**Görev 1**
Karar metninin "Mahkemesi :Ağır Ceza" sözlerini içeren ifadeyle başlayıp "incelenerek gereği düşünüldü;." ile biten bölümünü, "mahkumiyet kararı" yerine "beraat kararı" koyarak yeniden yazın.
**Görev 2**
Karar metnine göre şu soruları yanıtlayın:
(a) Karar tarihi nedir?
(b) Hangi suç söz konusudur?
(c) Hükümde 3713 sayılı Kanunun hangi maddesi anılıyor?

======== Seçilen metin ========

Esas No: 2021/875
Karar No: 2022/3004
Karar Tarihi: 25.05.2022
Yargıtay 3. Ceza Dairesi 2021/875 Esas 2022/3004 Karar Sayılı İlamı
3. Ceza Dairesi 2021/875 E. , 2022/3004 K."İçtihat Metni"
Mahkemesi :Ağır Ceza Mahkemesi
Suç : Terör örgütü propagandası yapmak
Hüküm : 3713 sayılı Kanunun 7/2, TCK’nın 62, 53/1-2-3 maddeleri uyarınca mahkumiyet kararı
Dosya incelenerek gereği düşünüldü;.

======== Kaynak alıntısı ========

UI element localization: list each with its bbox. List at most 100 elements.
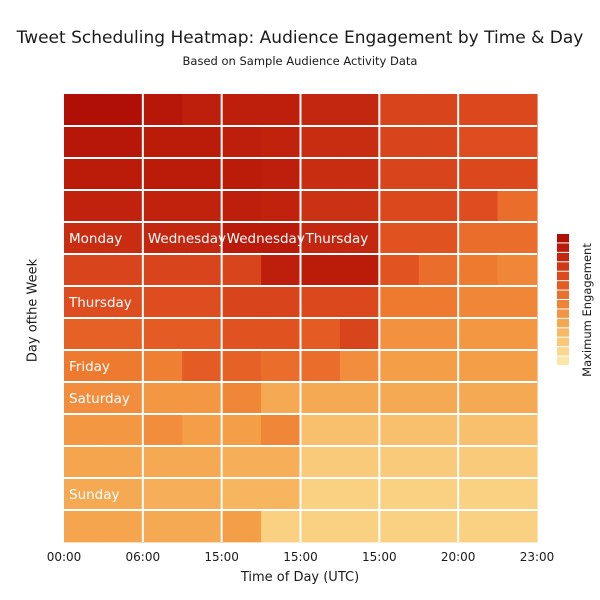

========

**Doğru cevap 1**
Mahkemesi :Ağır Ceza Mahkemesi
Suç : Terör örgütü propagandası yapmak
Hüküm : 3713 sayılı Kanunun 7/2, TCK’nın 62, 53/1-2-3 maddeleri uyarınca beraat kararı
Dosya incelenerek gereği düşünüldü;.

**Doğru cevap 2**
(a) 25.05.2022
(b) Terör örgütü propagandası yapmak
(c) 7/2